Café Filosófico

é preciso ser feliz – o sofrimento na nossa cultura do sucesso, com maria lívia moretto (íntegra)

é preciso ser feliz – o sofrimento na nossa cultura do sucesso                                                                       

com maria lívia moretto, psicanalista e professora da usp

Na cultura atual, se você ainda não acessou a ideia de “felicidade”, é considerado uma pessoa problemática. Muitas vezes, porém, acessar um objetivo é também motivo para a angústia e a depressão. Como explicar esta aparente contradição?

No Café Filosófico CPFL de sexta-feira, 22/05, a psicanalista e professora da USP Maria Livia Tourinho Moretto falou sobre “O sofrimento na nossa cultura do sucesso”. O encontro é parte da série “Mal-estar, sofrimento e sintoma”, que tem a curadoria do psicanalista Christian Dunker.

Segundo a palestrante, a ideia contemporânea de felicidade foi deslocada do campo dos sonhos para o campo dos ideais. Não sem consequências. “Nossa cultura substituiu ‘o ideal é que você seja’ por ‘você TEM de ser’. ‘Tem’ de ter autonomia. ‘Tem’ de ter autenticidade.”

Tarefa proposta
Dê continuidade ao texto sobre a palestra de Maria Lívia Moretto no Café Filosófico, começando logo após a última frase apresentada.

Entradas de uma coleção de dados
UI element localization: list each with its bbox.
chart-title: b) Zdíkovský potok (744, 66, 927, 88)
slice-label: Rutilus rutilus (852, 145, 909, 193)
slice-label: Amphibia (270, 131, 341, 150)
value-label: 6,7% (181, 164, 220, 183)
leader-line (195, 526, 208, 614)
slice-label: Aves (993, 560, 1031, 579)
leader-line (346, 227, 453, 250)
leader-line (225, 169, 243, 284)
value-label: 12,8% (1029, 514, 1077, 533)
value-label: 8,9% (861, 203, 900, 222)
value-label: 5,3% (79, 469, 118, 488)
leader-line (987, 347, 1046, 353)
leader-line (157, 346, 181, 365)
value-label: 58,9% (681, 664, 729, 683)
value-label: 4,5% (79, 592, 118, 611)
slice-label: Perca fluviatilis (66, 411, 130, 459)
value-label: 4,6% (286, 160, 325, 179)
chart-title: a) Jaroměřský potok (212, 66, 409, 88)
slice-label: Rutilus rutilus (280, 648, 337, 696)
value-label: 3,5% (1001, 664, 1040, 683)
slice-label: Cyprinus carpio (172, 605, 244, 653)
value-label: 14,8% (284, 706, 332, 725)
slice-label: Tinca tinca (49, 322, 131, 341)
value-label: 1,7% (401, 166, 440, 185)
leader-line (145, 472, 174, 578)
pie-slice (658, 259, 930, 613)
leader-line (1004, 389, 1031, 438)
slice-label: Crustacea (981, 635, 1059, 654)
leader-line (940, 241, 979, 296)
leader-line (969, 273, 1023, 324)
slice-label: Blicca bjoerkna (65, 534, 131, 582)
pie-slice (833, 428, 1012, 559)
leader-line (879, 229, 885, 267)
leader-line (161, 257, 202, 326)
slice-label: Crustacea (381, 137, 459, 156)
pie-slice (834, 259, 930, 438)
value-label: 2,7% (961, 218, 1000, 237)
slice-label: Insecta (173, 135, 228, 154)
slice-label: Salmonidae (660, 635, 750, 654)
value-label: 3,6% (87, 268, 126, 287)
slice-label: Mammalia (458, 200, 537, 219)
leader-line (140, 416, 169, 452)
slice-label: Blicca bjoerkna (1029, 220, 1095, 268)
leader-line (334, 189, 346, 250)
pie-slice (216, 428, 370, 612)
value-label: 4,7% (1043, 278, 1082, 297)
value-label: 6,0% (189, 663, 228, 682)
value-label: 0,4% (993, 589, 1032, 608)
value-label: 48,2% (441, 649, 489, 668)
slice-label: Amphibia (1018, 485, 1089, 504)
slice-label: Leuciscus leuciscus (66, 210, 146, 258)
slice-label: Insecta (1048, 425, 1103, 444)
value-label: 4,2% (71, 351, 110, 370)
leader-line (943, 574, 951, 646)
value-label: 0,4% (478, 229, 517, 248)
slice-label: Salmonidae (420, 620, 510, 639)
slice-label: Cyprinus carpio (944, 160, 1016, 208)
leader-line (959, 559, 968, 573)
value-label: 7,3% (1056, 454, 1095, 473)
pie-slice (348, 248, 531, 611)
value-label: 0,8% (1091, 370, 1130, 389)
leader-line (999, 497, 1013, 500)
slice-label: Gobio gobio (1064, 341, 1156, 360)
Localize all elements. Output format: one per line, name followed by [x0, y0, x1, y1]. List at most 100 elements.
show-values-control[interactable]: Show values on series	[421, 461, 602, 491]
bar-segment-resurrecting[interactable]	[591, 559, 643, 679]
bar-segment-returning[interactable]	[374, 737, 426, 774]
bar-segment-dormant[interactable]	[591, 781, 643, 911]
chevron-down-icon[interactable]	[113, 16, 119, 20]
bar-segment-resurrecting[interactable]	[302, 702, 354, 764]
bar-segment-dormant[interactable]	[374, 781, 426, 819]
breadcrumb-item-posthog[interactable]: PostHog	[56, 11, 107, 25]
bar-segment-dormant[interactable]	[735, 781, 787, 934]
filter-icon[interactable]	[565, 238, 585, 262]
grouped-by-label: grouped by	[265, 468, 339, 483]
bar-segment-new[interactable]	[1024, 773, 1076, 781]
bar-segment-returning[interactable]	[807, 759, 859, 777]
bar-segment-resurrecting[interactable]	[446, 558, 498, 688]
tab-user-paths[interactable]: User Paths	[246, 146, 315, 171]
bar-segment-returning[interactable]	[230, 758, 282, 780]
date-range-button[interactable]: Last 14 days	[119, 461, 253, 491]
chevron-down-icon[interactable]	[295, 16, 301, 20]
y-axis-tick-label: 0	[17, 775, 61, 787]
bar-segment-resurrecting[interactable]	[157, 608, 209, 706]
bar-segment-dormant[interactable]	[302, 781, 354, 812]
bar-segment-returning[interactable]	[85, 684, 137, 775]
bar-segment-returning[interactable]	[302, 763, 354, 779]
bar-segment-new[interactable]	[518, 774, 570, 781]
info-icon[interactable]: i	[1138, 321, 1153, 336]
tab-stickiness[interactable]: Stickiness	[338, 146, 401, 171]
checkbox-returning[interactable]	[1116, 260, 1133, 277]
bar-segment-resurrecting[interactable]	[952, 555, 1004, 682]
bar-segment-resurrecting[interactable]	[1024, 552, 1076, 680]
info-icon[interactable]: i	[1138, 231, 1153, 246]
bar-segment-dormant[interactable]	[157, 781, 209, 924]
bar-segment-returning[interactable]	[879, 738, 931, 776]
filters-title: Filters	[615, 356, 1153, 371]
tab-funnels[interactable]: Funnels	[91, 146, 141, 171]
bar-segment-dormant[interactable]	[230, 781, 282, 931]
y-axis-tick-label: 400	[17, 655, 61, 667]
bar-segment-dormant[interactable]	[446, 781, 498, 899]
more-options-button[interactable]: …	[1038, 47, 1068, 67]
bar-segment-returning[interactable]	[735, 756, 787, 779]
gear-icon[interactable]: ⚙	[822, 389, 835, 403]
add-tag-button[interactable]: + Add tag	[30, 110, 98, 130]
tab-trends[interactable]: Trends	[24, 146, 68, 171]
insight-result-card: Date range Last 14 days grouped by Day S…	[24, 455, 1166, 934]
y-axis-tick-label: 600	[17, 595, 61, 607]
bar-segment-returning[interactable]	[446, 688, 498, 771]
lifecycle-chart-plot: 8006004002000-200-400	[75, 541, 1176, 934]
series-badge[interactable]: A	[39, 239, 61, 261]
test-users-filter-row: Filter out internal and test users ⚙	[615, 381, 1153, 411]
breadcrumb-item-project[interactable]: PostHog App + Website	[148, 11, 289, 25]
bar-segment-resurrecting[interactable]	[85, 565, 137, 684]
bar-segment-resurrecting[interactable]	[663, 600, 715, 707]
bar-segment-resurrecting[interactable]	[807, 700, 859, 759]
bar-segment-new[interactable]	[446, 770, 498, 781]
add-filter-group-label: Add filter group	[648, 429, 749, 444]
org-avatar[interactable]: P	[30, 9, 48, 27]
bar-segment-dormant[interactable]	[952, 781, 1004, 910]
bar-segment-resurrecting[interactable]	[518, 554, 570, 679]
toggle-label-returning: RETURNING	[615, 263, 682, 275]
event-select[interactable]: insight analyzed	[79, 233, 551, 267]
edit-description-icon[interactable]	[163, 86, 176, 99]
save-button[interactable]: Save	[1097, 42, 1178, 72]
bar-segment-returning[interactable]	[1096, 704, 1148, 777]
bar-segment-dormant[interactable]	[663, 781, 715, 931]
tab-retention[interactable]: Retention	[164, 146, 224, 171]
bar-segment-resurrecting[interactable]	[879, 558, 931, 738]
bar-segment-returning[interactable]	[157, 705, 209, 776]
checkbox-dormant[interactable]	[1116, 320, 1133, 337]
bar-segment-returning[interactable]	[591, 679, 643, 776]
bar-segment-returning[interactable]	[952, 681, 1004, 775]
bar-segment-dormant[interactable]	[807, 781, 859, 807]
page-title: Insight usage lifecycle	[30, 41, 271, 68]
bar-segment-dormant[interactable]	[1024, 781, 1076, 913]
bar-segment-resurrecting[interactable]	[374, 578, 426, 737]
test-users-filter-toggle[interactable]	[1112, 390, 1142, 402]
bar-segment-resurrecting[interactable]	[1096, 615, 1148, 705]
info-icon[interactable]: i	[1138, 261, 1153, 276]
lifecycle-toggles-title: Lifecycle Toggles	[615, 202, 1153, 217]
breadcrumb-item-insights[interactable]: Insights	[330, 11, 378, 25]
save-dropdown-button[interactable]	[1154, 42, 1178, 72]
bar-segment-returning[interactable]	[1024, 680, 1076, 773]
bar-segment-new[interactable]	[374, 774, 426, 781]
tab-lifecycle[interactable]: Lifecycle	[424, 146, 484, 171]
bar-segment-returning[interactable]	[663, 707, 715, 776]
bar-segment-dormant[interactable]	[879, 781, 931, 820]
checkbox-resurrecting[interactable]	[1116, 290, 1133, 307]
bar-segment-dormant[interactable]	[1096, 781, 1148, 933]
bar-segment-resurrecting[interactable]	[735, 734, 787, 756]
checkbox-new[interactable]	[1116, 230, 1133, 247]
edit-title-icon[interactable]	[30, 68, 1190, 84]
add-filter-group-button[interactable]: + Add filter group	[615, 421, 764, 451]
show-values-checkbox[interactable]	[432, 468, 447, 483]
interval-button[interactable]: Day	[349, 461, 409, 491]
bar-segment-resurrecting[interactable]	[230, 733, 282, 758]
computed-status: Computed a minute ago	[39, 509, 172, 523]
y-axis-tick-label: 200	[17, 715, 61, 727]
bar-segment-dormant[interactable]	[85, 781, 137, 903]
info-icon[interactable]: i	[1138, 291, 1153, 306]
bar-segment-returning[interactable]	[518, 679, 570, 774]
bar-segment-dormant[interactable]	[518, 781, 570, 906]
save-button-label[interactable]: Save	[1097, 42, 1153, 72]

Sua resposta
O problema, segundo ela, é quando a ideia de “autonomia” se confunde com desamparo – e a impossibilidade de alcançar determinado objetivo (como a felicidade) é confundida com impotência. Isso vale tanto para crianças, criadas em um ambiente no qual devem obter independência desde cedo, como para adultos e idosos – que sofrem por se considerarem incapacitados em um mundo que valoriza a produção e a autonomia. A ideia de que ‘você tem de se virar sozinho’ supõe a ideia de ‘o que acontece com você não me interessa’”, disse.

Nessa ordem de imperativos pela autonomia, de acordo com a psicanalista, as pessoas têm muita dificuldade de decidir o que elas querem. E se submetem aos imperativos para ser feliz.

Esse deslocamento é também motivo de sofrimento devido ao distanciamento em relação ao outro e à perda da alteridade. “Autonomia é a condição psíquica de se diferenciar do outro e decidir sozinho. Não de se distanciar do outro.”

Não por acaso, de acordo com Moretto, as pessoas têm hoje vergonha de adoecer – algo confundido com “fracasso”. “As pessoas confundem autonomia com solidão. E isso precisa ser debatido. O sofrimento não pode ser evitado, mas acolhido e tratado. Mas um dos imperativos é dizer: ‘Sou uma pessoa de sucesso. Não sofro’.”

Outra narrativa comum de sofrimento, segundo Moretto, é a apresentação da angústia sem questionamentos. “É a pessoa que chega à clínica e já diz o que ela tem. Ela repete o que ela escuta sobre si mesma. É um sofrimento sem sujeito. A pessoa diz que tem depressão ou apatia. É uma demanda que não traz consigo nada que se relacione com a dor da perda.”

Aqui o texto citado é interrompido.